____ Input rows

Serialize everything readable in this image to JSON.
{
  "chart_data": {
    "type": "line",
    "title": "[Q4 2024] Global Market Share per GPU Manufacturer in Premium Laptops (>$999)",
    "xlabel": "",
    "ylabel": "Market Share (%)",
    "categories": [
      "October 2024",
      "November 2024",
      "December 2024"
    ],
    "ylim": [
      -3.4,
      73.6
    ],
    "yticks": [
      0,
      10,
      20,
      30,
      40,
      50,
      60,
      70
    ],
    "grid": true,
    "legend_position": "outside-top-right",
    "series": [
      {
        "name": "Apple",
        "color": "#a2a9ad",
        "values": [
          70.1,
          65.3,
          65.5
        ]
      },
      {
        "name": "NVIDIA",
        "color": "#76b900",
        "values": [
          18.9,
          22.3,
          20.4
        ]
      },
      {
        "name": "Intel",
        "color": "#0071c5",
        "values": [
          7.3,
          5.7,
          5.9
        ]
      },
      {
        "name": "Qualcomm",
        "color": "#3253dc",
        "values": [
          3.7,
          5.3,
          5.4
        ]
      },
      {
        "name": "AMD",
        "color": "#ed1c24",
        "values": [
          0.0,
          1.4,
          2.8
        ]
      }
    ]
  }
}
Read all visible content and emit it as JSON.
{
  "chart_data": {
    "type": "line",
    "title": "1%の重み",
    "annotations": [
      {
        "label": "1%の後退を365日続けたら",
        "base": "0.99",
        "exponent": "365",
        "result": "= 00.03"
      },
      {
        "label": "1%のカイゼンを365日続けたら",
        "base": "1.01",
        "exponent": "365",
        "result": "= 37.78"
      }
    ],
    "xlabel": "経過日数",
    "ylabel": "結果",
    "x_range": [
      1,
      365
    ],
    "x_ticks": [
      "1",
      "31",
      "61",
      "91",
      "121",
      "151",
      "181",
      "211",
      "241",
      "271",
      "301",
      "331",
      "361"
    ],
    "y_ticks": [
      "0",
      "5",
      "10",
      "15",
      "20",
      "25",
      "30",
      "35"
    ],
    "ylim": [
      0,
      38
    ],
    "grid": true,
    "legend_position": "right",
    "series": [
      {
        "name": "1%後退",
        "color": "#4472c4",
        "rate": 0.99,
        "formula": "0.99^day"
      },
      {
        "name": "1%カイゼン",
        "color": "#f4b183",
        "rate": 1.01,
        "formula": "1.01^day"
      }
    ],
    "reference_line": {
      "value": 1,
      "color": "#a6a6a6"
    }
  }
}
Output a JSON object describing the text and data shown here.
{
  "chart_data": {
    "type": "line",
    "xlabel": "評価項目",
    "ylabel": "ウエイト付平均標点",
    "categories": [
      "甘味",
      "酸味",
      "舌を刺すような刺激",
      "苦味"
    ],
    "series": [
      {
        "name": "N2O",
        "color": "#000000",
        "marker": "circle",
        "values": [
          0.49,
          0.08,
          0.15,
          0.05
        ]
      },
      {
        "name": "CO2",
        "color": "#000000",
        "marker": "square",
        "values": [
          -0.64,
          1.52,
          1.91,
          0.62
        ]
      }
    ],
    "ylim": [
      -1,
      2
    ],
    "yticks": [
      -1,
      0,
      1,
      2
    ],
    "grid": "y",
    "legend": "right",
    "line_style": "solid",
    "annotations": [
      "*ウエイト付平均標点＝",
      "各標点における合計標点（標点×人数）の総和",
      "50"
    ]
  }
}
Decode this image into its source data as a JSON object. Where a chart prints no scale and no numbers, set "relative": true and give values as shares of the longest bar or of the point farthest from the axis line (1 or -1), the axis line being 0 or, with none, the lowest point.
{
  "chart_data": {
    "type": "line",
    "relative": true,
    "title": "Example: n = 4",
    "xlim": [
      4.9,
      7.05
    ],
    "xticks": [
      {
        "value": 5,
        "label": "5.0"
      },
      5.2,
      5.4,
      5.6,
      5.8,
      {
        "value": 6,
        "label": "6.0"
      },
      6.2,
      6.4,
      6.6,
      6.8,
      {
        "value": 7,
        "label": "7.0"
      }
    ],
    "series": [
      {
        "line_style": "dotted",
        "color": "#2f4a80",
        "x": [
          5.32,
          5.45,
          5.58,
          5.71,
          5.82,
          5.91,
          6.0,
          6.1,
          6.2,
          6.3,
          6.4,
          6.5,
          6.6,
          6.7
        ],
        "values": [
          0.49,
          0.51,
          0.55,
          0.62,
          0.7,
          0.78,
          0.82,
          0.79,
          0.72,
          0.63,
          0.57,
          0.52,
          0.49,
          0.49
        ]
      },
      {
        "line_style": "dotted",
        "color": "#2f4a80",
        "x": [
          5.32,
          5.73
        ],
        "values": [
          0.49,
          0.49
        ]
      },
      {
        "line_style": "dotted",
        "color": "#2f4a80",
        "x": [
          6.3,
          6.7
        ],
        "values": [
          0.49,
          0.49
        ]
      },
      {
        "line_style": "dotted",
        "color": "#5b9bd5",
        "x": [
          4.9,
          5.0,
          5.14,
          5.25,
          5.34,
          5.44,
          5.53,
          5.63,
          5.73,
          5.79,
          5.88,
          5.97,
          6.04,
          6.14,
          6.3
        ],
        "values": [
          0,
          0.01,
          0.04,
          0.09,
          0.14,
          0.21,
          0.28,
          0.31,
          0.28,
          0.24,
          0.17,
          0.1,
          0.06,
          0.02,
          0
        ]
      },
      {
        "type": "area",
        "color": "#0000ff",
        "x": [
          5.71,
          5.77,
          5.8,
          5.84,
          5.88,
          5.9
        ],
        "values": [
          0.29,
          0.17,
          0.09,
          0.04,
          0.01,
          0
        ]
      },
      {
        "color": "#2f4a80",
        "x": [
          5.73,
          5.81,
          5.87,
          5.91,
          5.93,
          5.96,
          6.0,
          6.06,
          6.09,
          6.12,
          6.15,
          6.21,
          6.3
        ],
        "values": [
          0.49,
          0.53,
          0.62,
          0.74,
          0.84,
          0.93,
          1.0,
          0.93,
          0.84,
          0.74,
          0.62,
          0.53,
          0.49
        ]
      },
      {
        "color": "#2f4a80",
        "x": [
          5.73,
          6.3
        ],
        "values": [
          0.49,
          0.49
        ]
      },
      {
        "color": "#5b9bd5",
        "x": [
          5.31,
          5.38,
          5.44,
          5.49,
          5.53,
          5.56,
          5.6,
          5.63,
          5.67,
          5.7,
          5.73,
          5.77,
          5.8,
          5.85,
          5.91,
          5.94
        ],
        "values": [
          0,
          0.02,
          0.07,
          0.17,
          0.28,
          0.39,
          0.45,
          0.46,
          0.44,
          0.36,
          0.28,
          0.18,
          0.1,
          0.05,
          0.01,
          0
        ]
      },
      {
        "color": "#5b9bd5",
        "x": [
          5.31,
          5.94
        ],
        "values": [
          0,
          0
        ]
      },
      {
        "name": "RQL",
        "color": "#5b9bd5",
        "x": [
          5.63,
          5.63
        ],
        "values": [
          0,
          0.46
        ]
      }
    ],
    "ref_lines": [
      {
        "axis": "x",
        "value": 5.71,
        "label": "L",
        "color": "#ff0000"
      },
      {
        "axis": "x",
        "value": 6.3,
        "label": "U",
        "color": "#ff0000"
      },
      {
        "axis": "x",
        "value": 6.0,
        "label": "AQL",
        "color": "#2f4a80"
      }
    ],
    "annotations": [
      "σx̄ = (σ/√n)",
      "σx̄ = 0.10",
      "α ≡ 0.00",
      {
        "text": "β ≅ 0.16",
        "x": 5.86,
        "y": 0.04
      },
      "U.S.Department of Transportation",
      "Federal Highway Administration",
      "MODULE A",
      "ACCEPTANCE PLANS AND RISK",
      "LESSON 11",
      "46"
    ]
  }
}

________

# Written request:
State how many lines hold the word "name". The number is the whole answer.

# Task solution:
10